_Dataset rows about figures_
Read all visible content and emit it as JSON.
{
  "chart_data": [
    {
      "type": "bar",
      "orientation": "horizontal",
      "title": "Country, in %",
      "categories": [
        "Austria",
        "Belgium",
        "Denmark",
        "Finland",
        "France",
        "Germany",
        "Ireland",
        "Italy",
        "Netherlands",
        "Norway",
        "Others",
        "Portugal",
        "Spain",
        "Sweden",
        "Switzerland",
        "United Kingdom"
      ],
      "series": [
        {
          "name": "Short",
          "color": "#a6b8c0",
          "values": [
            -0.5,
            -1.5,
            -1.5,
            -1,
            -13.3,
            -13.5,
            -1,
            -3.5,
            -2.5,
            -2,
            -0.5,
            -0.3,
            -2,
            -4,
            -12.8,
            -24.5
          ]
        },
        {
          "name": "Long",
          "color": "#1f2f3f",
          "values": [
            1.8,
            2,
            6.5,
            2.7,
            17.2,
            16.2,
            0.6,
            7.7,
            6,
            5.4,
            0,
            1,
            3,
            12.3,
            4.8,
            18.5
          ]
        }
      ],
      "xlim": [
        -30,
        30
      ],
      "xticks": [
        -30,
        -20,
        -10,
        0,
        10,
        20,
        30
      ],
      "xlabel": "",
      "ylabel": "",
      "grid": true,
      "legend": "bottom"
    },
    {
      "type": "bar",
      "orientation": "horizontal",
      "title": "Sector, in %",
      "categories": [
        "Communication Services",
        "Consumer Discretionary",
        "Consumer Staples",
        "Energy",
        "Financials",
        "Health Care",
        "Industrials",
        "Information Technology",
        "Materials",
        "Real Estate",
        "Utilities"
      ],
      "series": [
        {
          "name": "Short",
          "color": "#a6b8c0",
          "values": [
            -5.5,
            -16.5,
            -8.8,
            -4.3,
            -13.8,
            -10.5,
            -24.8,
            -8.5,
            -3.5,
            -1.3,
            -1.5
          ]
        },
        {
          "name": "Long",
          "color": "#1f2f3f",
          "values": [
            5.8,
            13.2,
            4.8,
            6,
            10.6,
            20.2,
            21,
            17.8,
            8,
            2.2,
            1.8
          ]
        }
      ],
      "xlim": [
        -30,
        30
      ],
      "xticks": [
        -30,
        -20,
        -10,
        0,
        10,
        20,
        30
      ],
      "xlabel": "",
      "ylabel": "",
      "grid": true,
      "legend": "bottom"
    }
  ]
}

_TASK REQUIREMENTS_
Extract the listing in its entirety and repeat it exactly.

_OUTPUT FOR THIS TASK_
Read all visible content and emit it as JSON.
{
  "chart_data": [
    {
      "type": "bar",
      "orientation": "horizontal",
      "title": "Country, in %",
      "categories": [
        "Austria",
        "Belgium",
        "Denmark",
        "Finland",
        "France",
        "Germany",
        "Ireland",
        "Italy",
        "Netherlands",
        "Norway",
        "Others",
        "Portugal",
        "Spain",
        "Sweden",
        "Switzerland",
        "United Kingdom"
      ],
      "series": [
        {
          "name": "Short",
          "color": "#a6b8c0",
          "values": [
            -0.5,
            -1.5,
            -1.5,
            -1,
            -13.3,
            -13.5,
            -1,
            -3.5,
            -2.5,
            -2,
            -0.5,
            -0.3,
            -2,
            -4,
            -12.8,
            -24.5
          ]
        },
        {
          "name": "Long",
          "color": "#1f2f3f",
          "values": [
            1.8,
            2,
            6.5,
            2.7,
            17.2,
            16.2,
            0.6,
            7.7,
            6,
            5.4,
            0,
            1,
            3,
            12.3,
            4.8,
            18.5
          ]
        }
      ],
      "xlim": [
        -30,
        30
      ],
      "xticks": [
        -30,
        -20,
        -10,
        0,
        10,
        20,
        30
      ],
      "xlabel": "",
      "ylabel": "",
      "grid": true,
      "legend": "bottom"
    },
    {
      "type": "bar",
      "orientation": "horizontal",
      "title": "Sector, in %",
      "categories": [
        "Communication Services",
        "Consumer Discretionary",
        "Consumer Staples",
        "Energy",
        "Financials",
        "Health Care",
        "Industrials",
        "Information Technology",
        "Materials",
        "Real Estate",
        "Utilities"
      ],
      "series": [
        {
          "name": "Short",
          "color": "#a6b8c0",
          "values": [
            -5.5,
            -16.5,
            -8.8,
            -4.3,
            -13.8,
            -10.5,
            -24.8,
            -8.5,
            -3.5,
            -1.3,
            -1.5
          ]
        },
        {
          "name": "Long",
          "color": "#1f2f3f",
          "values": [
            5.8,
            13.2,
            4.8,
            6,
            10.6,
            20.2,
            21,
            17.8,
            8,
            2.2,
            1.8
          ]
        }
      ],
      "xlim": [
        -30,
        30
      ],
      "xticks": [
        -30,
        -20,
        -10,
        0,
        10,
        20,
        30
      ],
      "xlabel": "",
      "ylabel": "",
      "grid": true,
      "legend": "bottom"
    }
  ]
}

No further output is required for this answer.